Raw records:
[START]
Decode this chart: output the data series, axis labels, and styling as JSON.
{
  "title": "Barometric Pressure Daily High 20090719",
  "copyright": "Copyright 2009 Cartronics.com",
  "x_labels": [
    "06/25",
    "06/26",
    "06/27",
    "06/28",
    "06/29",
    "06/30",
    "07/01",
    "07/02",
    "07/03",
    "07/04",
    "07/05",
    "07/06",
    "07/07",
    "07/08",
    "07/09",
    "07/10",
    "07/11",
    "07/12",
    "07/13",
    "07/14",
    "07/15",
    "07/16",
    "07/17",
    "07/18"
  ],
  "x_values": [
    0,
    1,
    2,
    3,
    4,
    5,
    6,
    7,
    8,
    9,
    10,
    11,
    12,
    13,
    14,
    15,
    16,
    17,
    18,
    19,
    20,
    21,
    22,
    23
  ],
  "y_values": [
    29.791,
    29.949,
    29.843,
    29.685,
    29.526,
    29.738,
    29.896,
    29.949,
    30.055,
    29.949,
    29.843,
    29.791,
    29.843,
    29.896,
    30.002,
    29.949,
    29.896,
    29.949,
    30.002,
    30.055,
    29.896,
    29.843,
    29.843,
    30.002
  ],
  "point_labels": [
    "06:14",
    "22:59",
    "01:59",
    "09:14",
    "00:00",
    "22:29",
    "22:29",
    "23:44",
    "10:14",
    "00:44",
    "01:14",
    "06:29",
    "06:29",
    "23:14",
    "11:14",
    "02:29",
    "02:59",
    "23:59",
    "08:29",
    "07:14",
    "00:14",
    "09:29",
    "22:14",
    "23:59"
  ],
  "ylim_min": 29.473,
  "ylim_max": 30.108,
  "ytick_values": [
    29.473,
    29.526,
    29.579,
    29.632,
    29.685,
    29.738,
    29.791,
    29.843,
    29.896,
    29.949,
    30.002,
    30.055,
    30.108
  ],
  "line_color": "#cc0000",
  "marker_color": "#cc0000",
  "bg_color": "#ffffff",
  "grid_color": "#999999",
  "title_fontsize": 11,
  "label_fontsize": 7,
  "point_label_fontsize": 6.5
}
[END]
Quote the data in full, keeping each word unchanged.

Decode this chart: output the data series, axis labels, and styling as JSON.
{
  "title": "Barometric Pressure Daily High 20090719",
  "copyright": "Copyright 2009 Cartronics.com",
  "x_labels": [
    "06/25",
    "06/26",
    "06/27",
    "06/28",
    "06/29",
    "06/30",
    "07/01",
    "07/02",
    "07/03",
    "07/04",
    "07/05",
    "07/06",
    "07/07",
    "07/08",
    "07/09",
    "07/10",
    "07/11",
    "07/12",
    "07/13",
    "07/14",
    "07/15",
    "07/16",
    "07/17",
    "07/18"
  ],
  "x_values": [
    0,
    1,
    2,
    3,
    4,
    5,
    6,
    7,
    8,
    9,
    10,
    11,
    12,
    13,
    14,
    15,
    16,
    17,
    18,
    19,
    20,
    21,
    22,
    23
  ],
  "y_values": [
    29.791,
    29.949,
    29.843,
    29.685,
    29.526,
    29.738,
    29.896,
    29.949,
    30.055,
    29.949,
    29.843,
    29.791,
    29.843,
    29.896,
    30.002,
    29.949,
    29.896,
    29.949,
    30.002,
    30.055,
    29.896,
    29.843,
    29.843,
    30.002
  ],
  "point_labels": [
    "06:14",
    "22:59",
    "01:59",
    "09:14",
    "00:00",
    "22:29",
    "22:29",
    "23:44",
    "10:14",
    "00:44",
    "01:14",
    "06:29",
    "06:29",
    "23:14",
    "11:14",
    "02:29",
    "02:59",
    "23:59",
    "08:29",
    "07:14",
    "00:14",
    "09:29",
    "22:14",
    "23:59"
  ],
  "ylim_min": 29.473,
  "ylim_max": 30.108,
  "ytick_values": [
    29.473,
    29.526,
    29.579,
    29.632,
    29.685,
    29.738,
    29.791,
    29.843,
    29.896,
    29.949,
    30.002,
    30.055,
    30.108
  ],
  "line_color": "#cc0000",
  "marker_color": "#cc0000",
  "bg_color": "#ffffff",
  "grid_color": "#999999",
  "title_fontsize": 11,
  "label_fontsize": 7,
  "point_label_fontsize": 6.5
}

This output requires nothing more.